▸ **Set task**: Exclude the pictures and return every line exactly as written.

——————————

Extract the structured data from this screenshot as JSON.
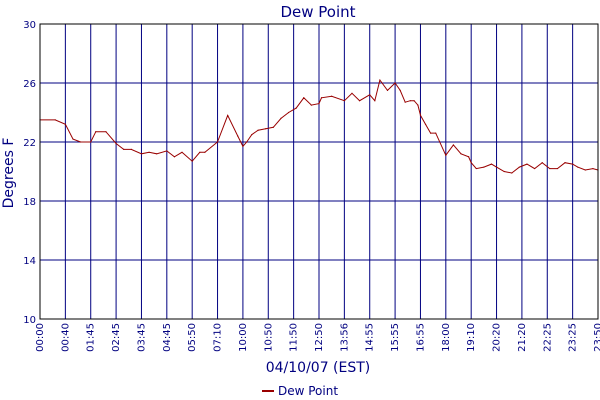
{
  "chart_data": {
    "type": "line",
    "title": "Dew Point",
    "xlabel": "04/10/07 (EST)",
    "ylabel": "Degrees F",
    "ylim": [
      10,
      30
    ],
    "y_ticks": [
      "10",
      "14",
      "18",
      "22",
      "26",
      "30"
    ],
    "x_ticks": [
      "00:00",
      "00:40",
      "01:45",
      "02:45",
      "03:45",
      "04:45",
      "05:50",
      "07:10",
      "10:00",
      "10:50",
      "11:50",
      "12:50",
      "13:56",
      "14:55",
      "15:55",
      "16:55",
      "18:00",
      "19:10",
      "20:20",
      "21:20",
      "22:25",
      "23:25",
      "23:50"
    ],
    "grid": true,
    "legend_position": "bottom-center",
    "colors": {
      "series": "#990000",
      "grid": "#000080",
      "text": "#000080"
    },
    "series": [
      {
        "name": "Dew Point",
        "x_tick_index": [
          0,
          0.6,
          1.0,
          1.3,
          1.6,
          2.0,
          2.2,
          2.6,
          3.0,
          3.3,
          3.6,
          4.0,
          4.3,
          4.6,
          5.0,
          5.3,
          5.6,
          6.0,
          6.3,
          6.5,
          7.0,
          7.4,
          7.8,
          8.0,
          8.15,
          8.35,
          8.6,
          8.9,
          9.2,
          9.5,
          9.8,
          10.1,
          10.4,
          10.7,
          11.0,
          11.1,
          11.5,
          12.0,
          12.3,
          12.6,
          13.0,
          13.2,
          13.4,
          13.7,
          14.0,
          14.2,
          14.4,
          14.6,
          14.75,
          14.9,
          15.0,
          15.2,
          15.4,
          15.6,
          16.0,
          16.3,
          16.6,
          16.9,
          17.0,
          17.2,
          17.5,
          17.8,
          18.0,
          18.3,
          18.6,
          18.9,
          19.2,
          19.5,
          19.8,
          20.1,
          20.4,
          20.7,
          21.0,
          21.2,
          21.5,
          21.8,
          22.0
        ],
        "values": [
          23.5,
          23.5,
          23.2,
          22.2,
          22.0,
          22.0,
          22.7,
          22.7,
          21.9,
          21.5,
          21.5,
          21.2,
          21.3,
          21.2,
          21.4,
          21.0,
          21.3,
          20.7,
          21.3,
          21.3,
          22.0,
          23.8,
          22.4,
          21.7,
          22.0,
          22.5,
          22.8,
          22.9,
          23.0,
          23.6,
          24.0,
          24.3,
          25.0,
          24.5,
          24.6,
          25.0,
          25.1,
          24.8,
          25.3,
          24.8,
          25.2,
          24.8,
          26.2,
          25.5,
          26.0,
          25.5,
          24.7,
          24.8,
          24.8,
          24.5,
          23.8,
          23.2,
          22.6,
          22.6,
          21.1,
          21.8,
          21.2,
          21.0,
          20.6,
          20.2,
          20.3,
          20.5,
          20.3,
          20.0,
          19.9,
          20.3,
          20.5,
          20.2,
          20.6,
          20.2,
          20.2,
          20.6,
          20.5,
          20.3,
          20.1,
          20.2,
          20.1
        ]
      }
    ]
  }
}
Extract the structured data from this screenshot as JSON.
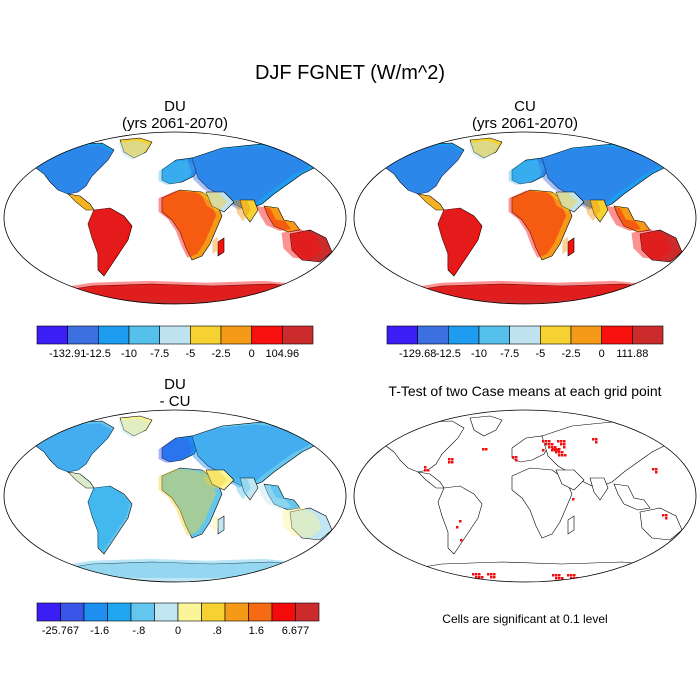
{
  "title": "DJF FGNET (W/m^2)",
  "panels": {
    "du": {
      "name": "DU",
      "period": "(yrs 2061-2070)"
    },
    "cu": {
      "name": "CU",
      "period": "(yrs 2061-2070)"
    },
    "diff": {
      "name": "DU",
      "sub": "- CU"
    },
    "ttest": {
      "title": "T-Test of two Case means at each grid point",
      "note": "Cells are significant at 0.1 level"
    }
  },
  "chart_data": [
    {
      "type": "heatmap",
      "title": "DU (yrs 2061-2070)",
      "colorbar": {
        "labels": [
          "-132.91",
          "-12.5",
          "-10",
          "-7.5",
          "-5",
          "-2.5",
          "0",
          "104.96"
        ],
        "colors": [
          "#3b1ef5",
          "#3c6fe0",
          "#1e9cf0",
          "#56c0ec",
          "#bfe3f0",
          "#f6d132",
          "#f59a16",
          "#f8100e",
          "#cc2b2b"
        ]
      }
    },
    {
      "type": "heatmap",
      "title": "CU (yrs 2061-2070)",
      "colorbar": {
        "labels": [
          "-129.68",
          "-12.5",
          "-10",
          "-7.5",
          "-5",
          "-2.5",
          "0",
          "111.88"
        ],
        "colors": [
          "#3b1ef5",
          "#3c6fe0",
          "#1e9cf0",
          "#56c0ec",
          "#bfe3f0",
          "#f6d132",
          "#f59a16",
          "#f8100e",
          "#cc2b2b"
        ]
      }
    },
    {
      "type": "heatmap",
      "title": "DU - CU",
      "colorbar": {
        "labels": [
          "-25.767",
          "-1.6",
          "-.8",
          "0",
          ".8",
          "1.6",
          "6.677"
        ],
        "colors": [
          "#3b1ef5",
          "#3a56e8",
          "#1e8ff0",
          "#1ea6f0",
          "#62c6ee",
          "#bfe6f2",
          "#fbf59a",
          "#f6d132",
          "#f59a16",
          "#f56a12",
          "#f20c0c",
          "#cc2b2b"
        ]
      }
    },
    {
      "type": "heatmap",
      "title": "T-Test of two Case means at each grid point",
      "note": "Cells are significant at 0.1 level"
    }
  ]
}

——————————

▸ **In response**:
Extract the structured data from this screenshot as JSON.
{
  "chart_data": {
    "type": "line",
    "title": "Dew Point",
    "xlabel": "04/10/07 (EST)",
    "ylabel": "Degrees F",
    "ylim": [
      10,
      30
    ],
    "y_ticks": [
      "10",
      "14",
      "18",
      "22",
      "26",
      "30"
    ],
    "x_ticks": [
      "00:00",
      "00:40",
      "01:45",
      "02:45",
      "03:45",
      "04:45",
      "05:50",
      "07:10",
      "10:00",
      "10:50",
      "11:50",
      "12:50",
      "13:56",
      "14:55",
      "15:55",
      "16:55",
      "18:00",
      "19:10",
      "20:20",
      "21:20",
      "22:25",
      "23:25",
      "23:50"
    ],
    "grid": true,
    "legend_position": "bottom-center",
    "colors": {
      "series": "#990000",
      "grid": "#000080",
      "text": "#000080"
    },
    "series": [
      {
        "name": "Dew Point",
        "x_tick_index": [
          0,
          0.6,
          1.0,
          1.3,
          1.6,
          2.0,
          2.2,
          2.6,
          3.0,
          3.3,
          3.6,
          4.0,
          4.3,
          4.6,
          5.0,
          5.3,
          5.6,
          6.0,
          6.3,
          6.5,
          7.0,
          7.4,
          7.8,
          8.0,
          8.15,
          8.35,
          8.6,
          8.9,
          9.2,
          9.5,
          9.8,
          10.1,
          10.4,
          10.7,
          11.0,
          11.1,
          11.5,
          12.0,
          12.3,
          12.6,
          13.0,
          13.2,
          13.4,
          13.7,
          14.0,
          14.2,
          14.4,
          14.6,
          14.75,
          14.9,
          15.0,
          15.2,
          15.4,
          15.6,
          16.0,
          16.3,
          16.6,
          16.9,
          17.0,
          17.2,
          17.5,
          17.8,
          18.0,
          18.3,
          18.6,
          18.9,
          19.2,
          19.5,
          19.8,
          20.1,
          20.4,
          20.7,
          21.0,
          21.2,
          21.5,
          21.8,
          22.0
        ],
        "values": [
          23.5,
          23.5,
          23.2,
          22.2,
          22.0,
          22.0,
          22.7,
          22.7,
          21.9,
          21.5,
          21.5,
          21.2,
          21.3,
          21.2,
          21.4,
          21.0,
          21.3,
          20.7,
          21.3,
          21.3,
          22.0,
          23.8,
          22.4,
          21.7,
          22.0,
          22.5,
          22.8,
          22.9,
          23.0,
          23.6,
          24.0,
          24.3,
          25.0,
          24.5,
          24.6,
          25.0,
          25.1,
          24.8,
          25.3,
          24.8,
          25.2,
          24.8,
          26.2,
          25.5,
          26.0,
          25.5,
          24.7,
          24.8,
          24.8,
          24.5,
          23.8,
          23.2,
          22.6,
          22.6,
          21.1,
          21.8,
          21.2,
          21.0,
          20.6,
          20.2,
          20.3,
          20.5,
          20.3,
          20.0,
          19.9,
          20.3,
          20.5,
          20.2,
          20.6,
          20.2,
          20.2,
          20.6,
          20.5,
          20.3,
          20.1,
          20.2,
          20.1
        ]
      }
    ]
  }
}
Extract the structured data from this screenshot as JSON.
{
  "title": "DJF FGNET (W/m^2)",
  "panels": {
    "du": {
      "name": "DU",
      "period": "(yrs 2061-2070)"
    },
    "cu": {
      "name": "CU",
      "period": "(yrs 2061-2070)"
    },
    "diff": {
      "name": "DU",
      "sub": "- CU"
    },
    "ttest": {
      "title": "T-Test of two Case means at each grid point",
      "note": "Cells are significant at 0.1 level"
    }
  },
  "chart_data": [
    {
      "type": "heatmap",
      "title": "DU (yrs 2061-2070)",
      "colorbar": {
        "labels": [
          "-132.91",
          "-12.5",
          "-10",
          "-7.5",
          "-5",
          "-2.5",
          "0",
          "104.96"
        ],
        "colors": [
          "#3b1ef5",
          "#3c6fe0",
          "#1e9cf0",
          "#56c0ec",
          "#bfe3f0",
          "#f6d132",
          "#f59a16",
          "#f8100e",
          "#cc2b2b"
        ]
      }
    },
    {
      "type": "heatmap",
      "title": "CU (yrs 2061-2070)",
      "colorbar": {
        "labels": [
          "-129.68",
          "-12.5",
          "-10",
          "-7.5",
          "-5",
          "-2.5",
          "0",
          "111.88"
        ],
        "colors": [
          "#3b1ef5",
          "#3c6fe0",
          "#1e9cf0",
          "#56c0ec",
          "#bfe3f0",
          "#f6d132",
          "#f59a16",
          "#f8100e",
          "#cc2b2b"
        ]
      }
    },
    {
      "type": "heatmap",
      "title": "DU - CU",
      "colorbar": {
        "labels": [
          "-25.767",
          "-1.6",
          "-.8",
          "0",
          ".8",
          "1.6",
          "6.677"
        ],
        "colors": [
          "#3b1ef5",
          "#3a56e8",
          "#1e8ff0",
          "#1ea6f0",
          "#62c6ee",
          "#bfe6f2",
          "#fbf59a",
          "#f6d132",
          "#f59a16",
          "#f56a12",
          "#f20c0c",
          "#cc2b2b"
        ]
      }
    },
    {
      "type": "heatmap",
      "title": "T-Test of two Case means at each grid point",
      "note": "Cells are significant at 0.1 level"
    }
  ]
}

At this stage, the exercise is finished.